Start of Records for this exercise

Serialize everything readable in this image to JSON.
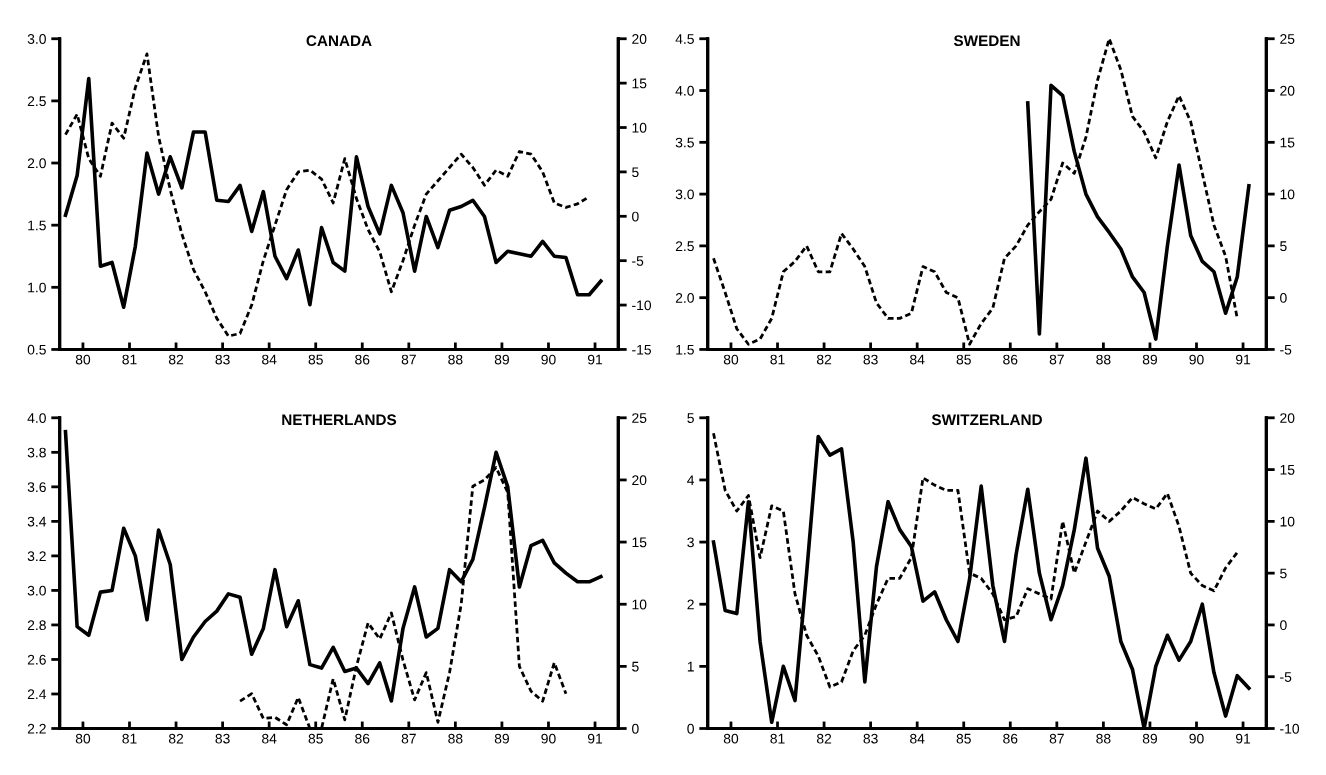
{
  "chart_data": [
    {
      "type": "line",
      "title": "CANADA",
      "grid": false,
      "marker": "none",
      "x": [
        79.625,
        79.875,
        80.125,
        80.375,
        80.625,
        80.875,
        81.125,
        81.375,
        81.625,
        81.875,
        82.125,
        82.375,
        82.625,
        82.875,
        83.125,
        83.375,
        83.625,
        83.875,
        84.125,
        84.375,
        84.625,
        84.875,
        85.125,
        85.375,
        85.625,
        85.875,
        86.125,
        86.375,
        86.625,
        86.875,
        87.125,
        87.375,
        87.625,
        87.875,
        88.125,
        88.375,
        88.625,
        88.875,
        89.125,
        89.375,
        89.625,
        89.875,
        90.125,
        90.375,
        90.625,
        90.875,
        91.125
      ],
      "xlim": [
        79.5,
        91.5
      ],
      "xticks": [
        80,
        81,
        82,
        83,
        84,
        85,
        86,
        87,
        88,
        89,
        90,
        91
      ],
      "ylim": [
        0.5,
        3.0
      ],
      "yticks": [
        {
          "value": 0.5,
          "label": "0.5"
        },
        {
          "value": 1.0,
          "label": "1.0"
        },
        {
          "value": 1.5,
          "label": "1.5"
        },
        {
          "value": 2.0,
          "label": "2.0"
        },
        {
          "value": 2.5,
          "label": "2.5"
        },
        {
          "value": 3.0,
          "label": "3.0"
        }
      ],
      "y2lim": [
        -15,
        20
      ],
      "y2ticks": [
        -15,
        -10,
        -5,
        0,
        5,
        10,
        15,
        20
      ],
      "series": [
        {
          "color": "#000000",
          "line_style": "solid",
          "values": [
            1.58,
            1.9,
            2.68,
            1.17,
            1.2,
            0.84,
            1.33,
            2.08,
            1.75,
            2.05,
            1.8,
            2.25,
            2.25,
            1.7,
            1.69,
            1.82,
            1.45,
            1.77,
            1.25,
            1.07,
            1.3,
            0.86,
            1.48,
            1.2,
            1.13,
            2.05,
            1.65,
            1.43,
            1.82,
            1.6,
            1.13,
            1.57,
            1.32,
            1.62,
            1.65,
            1.7,
            1.57,
            1.2,
            1.29,
            1.27,
            1.25,
            1.37,
            1.25,
            1.24,
            0.94,
            0.94,
            1.05
          ]
        },
        {
          "color": "#000000",
          "line_style": "dashed",
          "axis": "y2",
          "values": [
            9.2,
            11.5,
            6.5,
            4.5,
            10.5,
            8.8,
            14.5,
            18.3,
            9,
            3,
            -2,
            -6,
            -8.5,
            -11.5,
            -13.5,
            -13.2,
            -10,
            -5,
            -1,
            3,
            5,
            5.2,
            4.2,
            1.5,
            6.5,
            2,
            -1.5,
            -4,
            -8.5,
            -5,
            -1,
            2.5,
            4,
            5.5,
            7,
            5.5,
            3.5,
            5.2,
            4.5,
            7.3,
            7,
            5,
            1.5,
            1.0,
            1.4,
            2.2,
            null
          ]
        }
      ]
    },
    {
      "type": "line",
      "title": "SWEDEN",
      "grid": false,
      "marker": "none",
      "x": [
        79.625,
        79.875,
        80.125,
        80.375,
        80.625,
        80.875,
        81.125,
        81.375,
        81.625,
        81.875,
        82.125,
        82.375,
        82.625,
        82.875,
        83.125,
        83.375,
        83.625,
        83.875,
        84.125,
        84.375,
        84.625,
        84.875,
        85.125,
        85.375,
        85.625,
        85.875,
        86.125,
        86.375,
        86.625,
        86.875,
        87.125,
        87.375,
        87.625,
        87.875,
        88.125,
        88.375,
        88.625,
        88.875,
        89.125,
        89.375,
        89.625,
        89.875,
        90.125,
        90.375,
        90.625,
        90.875,
        91.125
      ],
      "xlim": [
        79.5,
        91.5
      ],
      "xticks": [
        80,
        81,
        82,
        83,
        84,
        85,
        86,
        87,
        88,
        89,
        90,
        91
      ],
      "ylim": [
        1.5,
        4.5
      ],
      "yticks": [
        {
          "value": 1.5,
          "label": "1.5"
        },
        {
          "value": 2.0,
          "label": "2.0"
        },
        {
          "value": 2.5,
          "label": "2.5"
        },
        {
          "value": 3.0,
          "label": "3.0"
        },
        {
          "value": 3.5,
          "label": "3.5"
        },
        {
          "value": 4.0,
          "label": "4.0"
        },
        {
          "value": 4.5,
          "label": "4.5"
        }
      ],
      "y2lim": [
        -5,
        25
      ],
      "y2ticks": [
        -5,
        0,
        5,
        10,
        15,
        20,
        25
      ],
      "series": [
        {
          "color": "#000000",
          "line_style": "solid",
          "values": [
            null,
            null,
            null,
            null,
            null,
            null,
            null,
            null,
            null,
            null,
            null,
            null,
            null,
            null,
            null,
            null,
            null,
            null,
            null,
            null,
            null,
            null,
            null,
            null,
            null,
            null,
            null,
            3.88,
            1.65,
            4.05,
            3.95,
            3.41,
            3.0,
            2.78,
            2.63,
            2.47,
            2.2,
            2.05,
            1.6,
            2.5,
            3.28,
            2.6,
            2.35,
            2.25,
            1.85,
            2.2,
            3.08
          ]
        },
        {
          "color": "#000000",
          "line_style": "dashed",
          "axis": "y2",
          "values": [
            3.8,
            0.5,
            -3,
            -4.5,
            -4,
            -2,
            2.5,
            3.5,
            5,
            2.5,
            2.5,
            6.2,
            4.7,
            3,
            -0.5,
            -2,
            -2,
            -1.5,
            3,
            2.5,
            0.5,
            0,
            -4.5,
            -2.5,
            -1,
            3.8,
            5,
            7,
            8.3,
            9.5,
            13,
            12,
            15.5,
            21,
            25,
            22,
            17.5,
            16,
            13.5,
            17,
            19.5,
            17,
            12,
            7,
            4,
            -2,
            null
          ]
        }
      ]
    },
    {
      "type": "line",
      "title": "NETHERLANDS",
      "grid": false,
      "marker": "none",
      "x": [
        79.625,
        79.875,
        80.125,
        80.375,
        80.625,
        80.875,
        81.125,
        81.375,
        81.625,
        81.875,
        82.125,
        82.375,
        82.625,
        82.875,
        83.125,
        83.375,
        83.625,
        83.875,
        84.125,
        84.375,
        84.625,
        84.875,
        85.125,
        85.375,
        85.625,
        85.875,
        86.125,
        86.375,
        86.625,
        86.875,
        87.125,
        87.375,
        87.625,
        87.875,
        88.125,
        88.375,
        88.625,
        88.875,
        89.125,
        89.375,
        89.625,
        89.875,
        90.125,
        90.375,
        90.625,
        90.875,
        91.125
      ],
      "xlim": [
        79.5,
        91.5
      ],
      "xticks": [
        80,
        81,
        82,
        83,
        84,
        85,
        86,
        87,
        88,
        89,
        90,
        91
      ],
      "ylim": [
        2.2,
        4.0
      ],
      "yticks": [
        {
          "value": 2.2,
          "label": "2.2"
        },
        {
          "value": 2.4,
          "label": "2.4"
        },
        {
          "value": 2.6,
          "label": "2.6"
        },
        {
          "value": 2.8,
          "label": "2.8"
        },
        {
          "value": 3.0,
          "label": "3.0"
        },
        {
          "value": 3.2,
          "label": "3.2"
        },
        {
          "value": 3.4,
          "label": "3.4"
        },
        {
          "value": 3.6,
          "label": "3.6"
        },
        {
          "value": 3.8,
          "label": "3.8"
        },
        {
          "value": 4.0,
          "label": "4.0"
        }
      ],
      "y2lim": [
        0,
        25
      ],
      "y2ticks": [
        0,
        5,
        10,
        15,
        20,
        25
      ],
      "series": [
        {
          "color": "#000000",
          "line_style": "solid",
          "values": [
            3.92,
            2.79,
            2.74,
            2.99,
            3.0,
            3.36,
            3.2,
            2.83,
            3.35,
            3.15,
            2.6,
            2.73,
            2.82,
            2.88,
            2.98,
            2.96,
            2.63,
            2.78,
            3.12,
            2.79,
            2.94,
            2.57,
            2.55,
            2.67,
            2.53,
            2.55,
            2.46,
            2.58,
            2.36,
            2.78,
            3.02,
            2.73,
            2.78,
            3.12,
            3.05,
            3.18,
            3.48,
            3.8,
            3.6,
            3.02,
            3.26,
            3.29,
            3.16,
            3.1,
            3.05,
            3.05,
            3.08
          ]
        },
        {
          "color": "#000000",
          "line_style": "dashed",
          "axis": "y2",
          "values": [
            null,
            null,
            null,
            null,
            null,
            null,
            null,
            null,
            null,
            null,
            null,
            null,
            null,
            null,
            null,
            2.2,
            2.8,
            0.8,
            0.9,
            0.3,
            2.5,
            0,
            0,
            4,
            0.7,
            5,
            8.5,
            7.2,
            9.3,
            5.5,
            2.3,
            4.5,
            0.5,
            4.5,
            10,
            19.5,
            20,
            21,
            19,
            5,
            3,
            2.2,
            5.3,
            2.8,
            null,
            null,
            null
          ]
        }
      ]
    },
    {
      "type": "line",
      "title": "SWITZERLAND",
      "grid": false,
      "marker": "none",
      "x": [
        79.625,
        79.875,
        80.125,
        80.375,
        80.625,
        80.875,
        81.125,
        81.375,
        81.625,
        81.875,
        82.125,
        82.375,
        82.625,
        82.875,
        83.125,
        83.375,
        83.625,
        83.875,
        84.125,
        84.375,
        84.625,
        84.875,
        85.125,
        85.375,
        85.625,
        85.875,
        86.125,
        86.375,
        86.625,
        86.875,
        87.125,
        87.375,
        87.625,
        87.875,
        88.125,
        88.375,
        88.625,
        88.875,
        89.125,
        89.375,
        89.625,
        89.875,
        90.125,
        90.375,
        90.625,
        90.875,
        91.125
      ],
      "xlim": [
        79.5,
        91.5
      ],
      "xticks": [
        80,
        81,
        82,
        83,
        84,
        85,
        86,
        87,
        88,
        89,
        90,
        91
      ],
      "ylim": [
        0,
        5
      ],
      "yticks": [
        0,
        1,
        2,
        3,
        4,
        5
      ],
      "y2lim": [
        -10,
        20
      ],
      "y2ticks": [
        -10,
        -5,
        0,
        5,
        10,
        15,
        20
      ],
      "series": [
        {
          "color": "#000000",
          "line_style": "solid",
          "values": [
            3.0,
            1.9,
            1.85,
            3.65,
            1.4,
            0.1,
            1.0,
            0.45,
            2.5,
            4.7,
            4.4,
            4.5,
            3.0,
            0.75,
            2.6,
            3.65,
            3.2,
            2.93,
            2.05,
            2.2,
            1.75,
            1.4,
            2.4,
            3.9,
            2.3,
            1.4,
            2.8,
            3.85,
            2.5,
            1.75,
            2.3,
            3.2,
            4.35,
            2.9,
            2.45,
            1.4,
            0.95,
            0.0,
            1.0,
            1.5,
            1.1,
            1.4,
            2.0,
            0.9,
            0.2,
            0.85,
            0.65
          ]
        },
        {
          "color": "#000000",
          "line_style": "dashed",
          "axis": "y2",
          "values": [
            18.5,
            13,
            11,
            12.5,
            6.5,
            11.5,
            11,
            3,
            -1,
            -3,
            -6,
            -5.5,
            -2.5,
            -1,
            2,
            4.5,
            4.5,
            6.5,
            14.2,
            13.5,
            13,
            13,
            5,
            4.5,
            3,
            0.5,
            0.8,
            3.5,
            3,
            2.5,
            10,
            5,
            8,
            11,
            10,
            11,
            12.3,
            11.7,
            11.2,
            12.7,
            9.5,
            5,
            3.8,
            3.3,
            5.5,
            7,
            null
          ]
        }
      ]
    }
  ]
}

End of Records for this exercise

**To do**: Give the number of lines above that hold the word "title", and nothing more.

**Exercise answer**: 4